— Begin —
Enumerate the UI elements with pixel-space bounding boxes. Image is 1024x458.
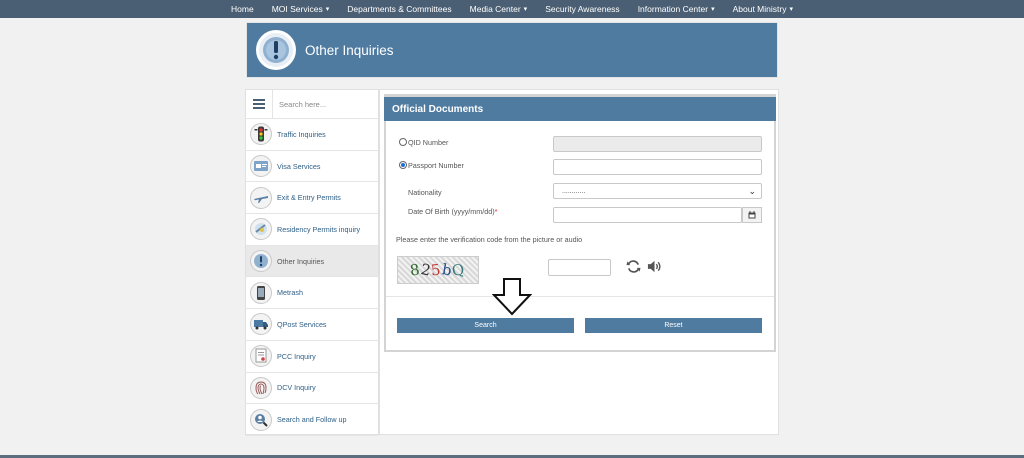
nav-item-label: Home	[231, 4, 254, 14]
exclamation-icon	[256, 30, 296, 70]
sidebar-item-pcc-inquiry[interactable]: PCC Inquiry	[246, 341, 378, 373]
airplane-icon	[250, 186, 272, 209]
hamburger-menu-icon[interactable]	[246, 89, 273, 119]
caret-down-icon: ▾	[789, 6, 793, 13]
sidebar-item-label: Search and Follow up	[277, 415, 347, 425]
sidebar-item-label: PCC Inquiry	[277, 351, 316, 361]
calendar-icon	[748, 211, 756, 219]
sidebar-menu: Traffic Inquiries Visa Services Exit & Ent…	[245, 89, 379, 436]
nationality-label: Nationality	[408, 188, 442, 197]
passport-label: Passport Number	[408, 161, 464, 170]
sidebar-item-dcv-inquiry[interactable]: DCV Inquiry	[246, 373, 378, 405]
sidebar-item-label: Exit & Entry Permits	[277, 193, 341, 203]
exclamation-icon	[250, 250, 272, 273]
passport-radio[interactable]	[399, 161, 407, 169]
page-title: Other Inquiries	[305, 42, 394, 58]
page-banner: Other Inquiries	[246, 22, 778, 78]
truck-icon	[250, 313, 272, 336]
nav-item-moi-services[interactable]: MOI Services ▾	[263, 4, 339, 14]
nav-item-information-center[interactable]: Information Center ▾	[629, 4, 724, 14]
qid-radio[interactable]	[399, 138, 407, 146]
qid-label: QID Number	[408, 138, 449, 147]
sidebar-item-traffic-inquiries[interactable]: Traffic Inquiries	[246, 119, 378, 151]
traffic-light-icon	[250, 123, 272, 146]
sidebar-item-label: DCV Inquiry	[277, 383, 316, 393]
caret-down-icon: ▾	[523, 6, 528, 13]
nav-item-media-center[interactable]: Media Center ▾	[461, 4, 537, 14]
panel-title: Official Documents	[384, 97, 776, 121]
sidebar-item-search-and-follow-up[interactable]: Search and Follow up	[246, 404, 378, 436]
main-content: Official Documents QID Number Passport N…	[379, 89, 779, 435]
nav-item-label: Information Center	[637, 4, 709, 14]
nav-item-label: About Ministry	[732, 4, 787, 14]
date-of-birth-input[interactable]	[553, 207, 742, 223]
qid-input[interactable]	[553, 136, 762, 152]
chevron-down-icon: ⌄	[748, 186, 756, 196]
audio-speaker-icon[interactable]	[647, 259, 662, 279]
nav-item-label: Security Awareness	[545, 4, 620, 14]
nav-item-security-awareness[interactable]: Security Awareness	[536, 4, 629, 14]
sidebar-item-label: Metrash	[277, 288, 303, 298]
sidebar-item-exit-entry-permits[interactable]: Exit & Entry Permits	[246, 182, 378, 215]
visa-icon	[250, 155, 272, 178]
person-search-icon	[250, 408, 272, 431]
required-mark: *	[494, 207, 498, 216]
form-body: QID Number Passport Number Nationality .…	[386, 121, 774, 350]
caret-down-icon: ▾	[325, 6, 330, 13]
sidebar-item-metrash[interactable]: Metrash	[246, 277, 378, 310]
form-divider	[386, 296, 774, 297]
captcha-input[interactable]	[548, 259, 611, 276]
nav-item-label: Departments & Committees	[347, 4, 452, 14]
search-button[interactable]: Search	[397, 318, 574, 333]
captcha-image: 825bQ	[397, 256, 479, 284]
down-arrow-icon	[491, 278, 533, 321]
sidebar-item-label: Other Inquiries	[277, 256, 325, 266]
caret-down-icon: ▾	[711, 6, 715, 13]
nav-item-label: Media Center	[469, 4, 521, 14]
sidebar-search-row	[246, 89, 378, 119]
dob-label-text: Date Of Birth (yyyy/mm/dd)	[408, 207, 495, 216]
refresh-icon[interactable]	[626, 259, 641, 279]
top-navigation: Home MOI Services ▾ Departments & Committee…	[0, 0, 1024, 18]
nationality-selected-value: ............	[562, 187, 586, 195]
calendar-button[interactable]	[742, 207, 762, 223]
nav-item-departments-committees[interactable]: Departments & Committees	[338, 4, 460, 14]
certificate-icon	[250, 345, 272, 368]
reset-button[interactable]: Reset	[585, 318, 762, 333]
sidebar-search-input[interactable]	[273, 99, 373, 109]
sidebar-item-qpost-services[interactable]: QPost Services	[246, 309, 378, 341]
dob-label: Date Of Birth (yyyy/mm/dd)*	[408, 207, 497, 216]
nav-item-label: MOI Services	[271, 4, 323, 14]
sidebar-item-label: Visa Services	[277, 161, 321, 171]
sidebar-item-label: Traffic Inquiries	[277, 129, 326, 139]
sidebar-item-visa-services[interactable]: Visa Services	[246, 151, 378, 183]
sidebar-item-label: QPost Services	[277, 319, 327, 329]
nav-item-home[interactable]: Home	[222, 4, 263, 14]
sidebar-item-label: Residency Permits inquiry	[277, 224, 361, 234]
sidebar-item-other-inquiries[interactable]: Other Inquiries	[246, 245, 378, 278]
fingerprint-icon	[250, 376, 272, 399]
residency-icon	[250, 218, 272, 241]
official-documents-panel: Official Documents QID Number Passport N…	[384, 94, 776, 352]
sidebar-item-residency-permits-inquiry[interactable]: Residency Permits inquiry	[246, 214, 378, 246]
phone-icon	[250, 281, 272, 304]
passport-number-input[interactable]	[553, 159, 762, 175]
nationality-select[interactable]: ............ ⌄	[553, 183, 762, 199]
nav-item-about-ministry[interactable]: About Ministry ▾	[724, 4, 802, 14]
captcha-char: Q	[450, 259, 468, 281]
captcha-instruction: Please enter the verification code from …	[396, 235, 583, 244]
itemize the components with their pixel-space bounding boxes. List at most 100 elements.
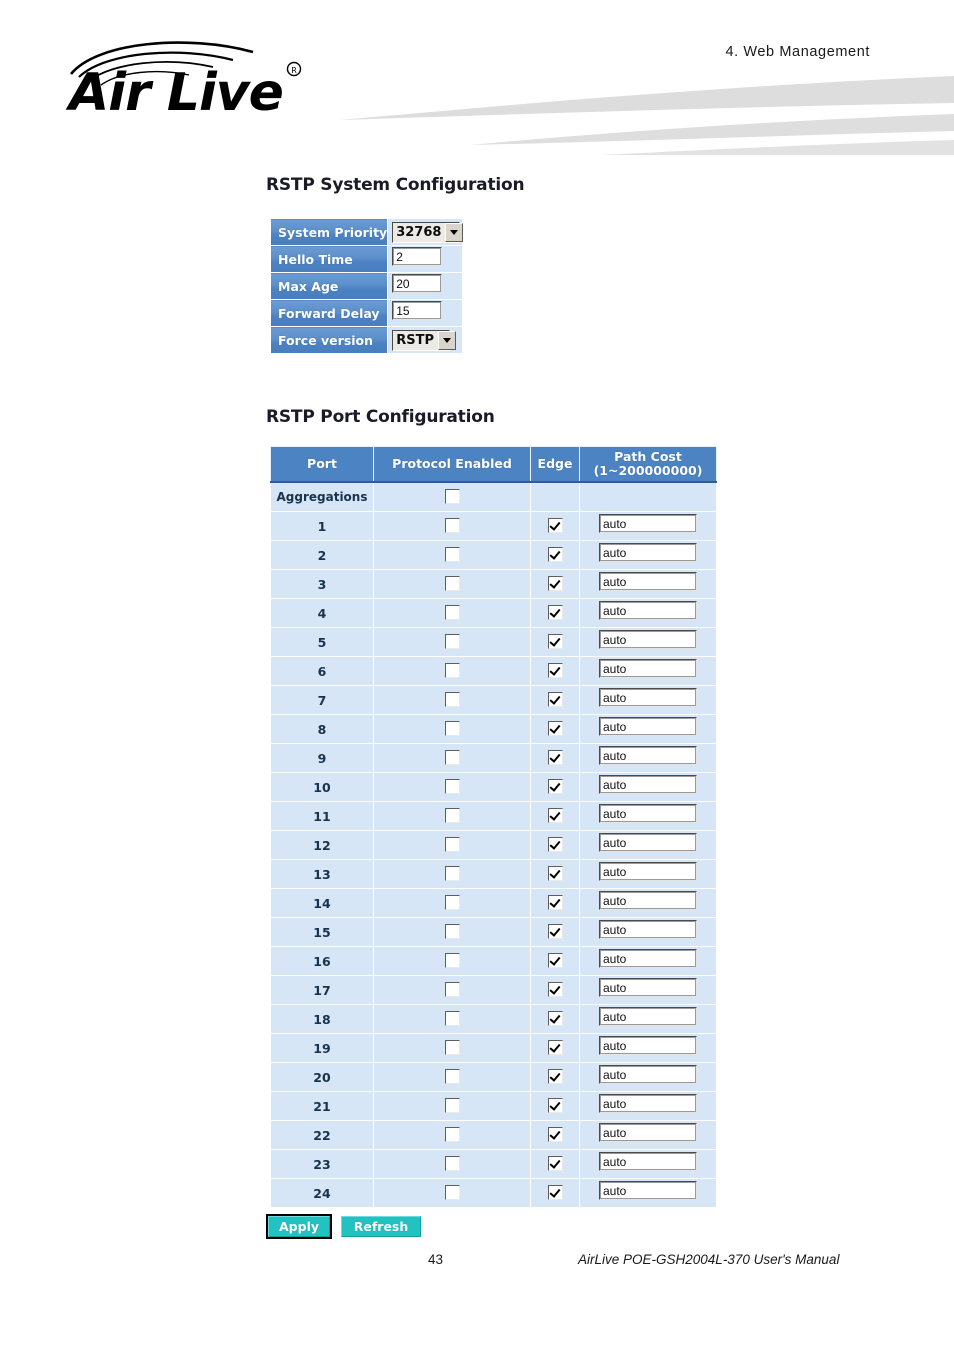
- path-cost-input[interactable]: auto: [599, 1152, 697, 1171]
- port-label: 19: [270, 1033, 374, 1063]
- edge-checkbox[interactable]: [547, 576, 563, 592]
- path-cost-input[interactable]: auto: [599, 775, 697, 794]
- path-cost-input[interactable]: auto: [599, 514, 697, 533]
- port-label: 9: [270, 743, 374, 773]
- protocol-enabled-checkbox[interactable]: [444, 518, 460, 534]
- path-cost-input[interactable]: auto: [599, 601, 697, 620]
- path-cost-input[interactable]: auto: [599, 1007, 697, 1026]
- path-cost-input[interactable]: auto: [599, 659, 697, 678]
- edge-checkbox[interactable]: [547, 750, 563, 766]
- edge-checkbox[interactable]: [547, 1185, 563, 1201]
- protocol-enabled-checkbox[interactable]: [444, 1098, 460, 1114]
- protocol-enabled-checkbox[interactable]: [444, 576, 460, 592]
- action-button-row: Apply Refresh: [266, 1214, 421, 1239]
- force-version-select[interactable]: RSTP: [392, 329, 456, 351]
- refresh-button[interactable]: Refresh: [341, 1216, 421, 1237]
- path-cost-input[interactable]: auto: [599, 1123, 697, 1142]
- path-cost-input[interactable]: auto: [599, 746, 697, 765]
- edge-checkbox[interactable]: [547, 721, 563, 737]
- svg-text:R: R: [291, 66, 297, 75]
- protocol-enabled-checkbox[interactable]: [444, 1040, 460, 1056]
- edge-checkbox[interactable]: [547, 866, 563, 882]
- edge-checkbox[interactable]: [547, 663, 563, 679]
- path-cost-input[interactable]: auto: [599, 543, 697, 562]
- edge-checkbox[interactable]: [547, 634, 563, 650]
- path-cost-input[interactable]: auto: [599, 1036, 697, 1055]
- path-cost-input[interactable]: auto: [599, 717, 697, 736]
- hello-time-input[interactable]: 2: [392, 247, 443, 266]
- protocol-enabled-checkbox[interactable]: [444, 692, 460, 708]
- table-row: 19 auto: [270, 1033, 717, 1063]
- protocol-enabled-checkbox[interactable]: [444, 663, 460, 679]
- path-cost-input[interactable]: auto: [599, 891, 697, 910]
- path-cost-input[interactable]: auto: [599, 862, 697, 881]
- system-priority-select[interactable]: 32768: [392, 221, 464, 243]
- edge-cell: [530, 975, 580, 1005]
- protocol-enabled-checkbox[interactable]: [444, 866, 460, 882]
- edge-checkbox[interactable]: [547, 953, 563, 969]
- path-cost-input[interactable]: auto: [599, 804, 697, 823]
- edge-checkbox[interactable]: [547, 982, 563, 998]
- protocol-enabled-checkbox[interactable]: [444, 634, 460, 650]
- edge-cell: [530, 1120, 580, 1150]
- edge-cell: [530, 1091, 580, 1121]
- edge-checkbox[interactable]: [547, 1127, 563, 1143]
- path-cost-input[interactable]: auto: [599, 978, 697, 997]
- protocol-enabled-checkbox[interactable]: [444, 1011, 460, 1027]
- port-label: 20: [270, 1062, 374, 1092]
- apply-button[interactable]: Apply: [266, 1214, 332, 1239]
- protocol-enabled-checkbox[interactable]: [444, 779, 460, 795]
- forward-delay-input[interactable]: 15: [392, 301, 443, 320]
- path-cost-input[interactable]: auto: [599, 688, 697, 707]
- protocol-enabled-cell: [373, 1004, 531, 1034]
- edge-checkbox[interactable]: [547, 605, 563, 621]
- path-cost-input[interactable]: auto: [599, 1065, 697, 1084]
- edge-checkbox[interactable]: [547, 518, 563, 534]
- rstp-system-configuration-title: RSTP System Configuration: [266, 175, 525, 195]
- edge-checkbox[interactable]: [547, 1098, 563, 1114]
- path-cost-input[interactable]: auto: [599, 920, 697, 939]
- protocol-enabled-checkbox[interactable]: [444, 895, 460, 911]
- edge-checkbox[interactable]: [547, 779, 563, 795]
- chevron-down-icon[interactable]: [445, 222, 464, 242]
- chevron-down-icon[interactable]: [437, 330, 456, 350]
- edge-checkbox[interactable]: [547, 1069, 563, 1085]
- path-cost-cell: auto: [579, 685, 717, 715]
- protocol-enabled-checkbox[interactable]: [444, 489, 460, 505]
- protocol-enabled-checkbox[interactable]: [444, 924, 460, 940]
- protocol-enabled-checkbox[interactable]: [444, 1185, 460, 1201]
- protocol-enabled-checkbox[interactable]: [444, 1127, 460, 1143]
- edge-checkbox[interactable]: [547, 924, 563, 940]
- edge-checkbox[interactable]: [547, 895, 563, 911]
- protocol-enabled-checkbox[interactable]: [444, 1156, 460, 1172]
- table-row: 13 auto: [270, 859, 717, 889]
- protocol-enabled-checkbox[interactable]: [444, 808, 460, 824]
- path-cost-input[interactable]: auto: [599, 630, 697, 649]
- edge-checkbox[interactable]: [547, 547, 563, 563]
- edge-checkbox[interactable]: [547, 808, 563, 824]
- protocol-enabled-checkbox[interactable]: [444, 982, 460, 998]
- protocol-enabled-checkbox[interactable]: [444, 750, 460, 766]
- airlive-logo-svg: Air Live R: [65, 41, 302, 116]
- edge-checkbox[interactable]: [547, 692, 563, 708]
- protocol-enabled-checkbox[interactable]: [444, 1069, 460, 1085]
- edge-checkbox[interactable]: [547, 1011, 563, 1027]
- path-cost-input[interactable]: auto: [599, 833, 697, 852]
- protocol-enabled-checkbox[interactable]: [444, 547, 460, 563]
- path-cost-cell: auto: [579, 540, 717, 570]
- airlive-logo: Air Live R: [57, 36, 357, 116]
- protocol-enabled-checkbox[interactable]: [444, 605, 460, 621]
- path-cost-input[interactable]: auto: [599, 572, 697, 591]
- max-age-input[interactable]: 20: [392, 274, 443, 293]
- path-cost-input[interactable]: auto: [599, 1181, 697, 1200]
- protocol-enabled-checkbox[interactable]: [444, 721, 460, 737]
- edge-checkbox[interactable]: [547, 837, 563, 853]
- table-row: 15 auto: [270, 917, 717, 947]
- path-cost-input[interactable]: auto: [599, 949, 697, 968]
- edge-checkbox[interactable]: [547, 1040, 563, 1056]
- edge-checkbox[interactable]: [547, 1156, 563, 1172]
- protocol-enabled-checkbox[interactable]: [444, 953, 460, 969]
- path-cost-input[interactable]: auto: [599, 1094, 697, 1113]
- protocol-enabled-checkbox[interactable]: [444, 837, 460, 853]
- port-label: 14: [270, 888, 374, 918]
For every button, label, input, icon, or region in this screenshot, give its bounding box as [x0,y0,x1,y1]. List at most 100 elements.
— End —
To do: Reproduce verbatim the stretch of lines from the one containing "4, 254, 14]" through the one containing "6, 793, 13]", including both of those lines.

Worked answer:
nav-item-label: Home	[231, 4, 254, 14]
exclamation-icon	[256, 30, 296, 70]
sidebar-item-pcc-inquiry[interactable]: PCC Inquiry	[246, 341, 378, 373]
airplane-icon	[250, 186, 272, 209]
hamburger-menu-icon[interactable]	[246, 89, 273, 119]
caret-down-icon: ▾	[789, 6, 793, 13]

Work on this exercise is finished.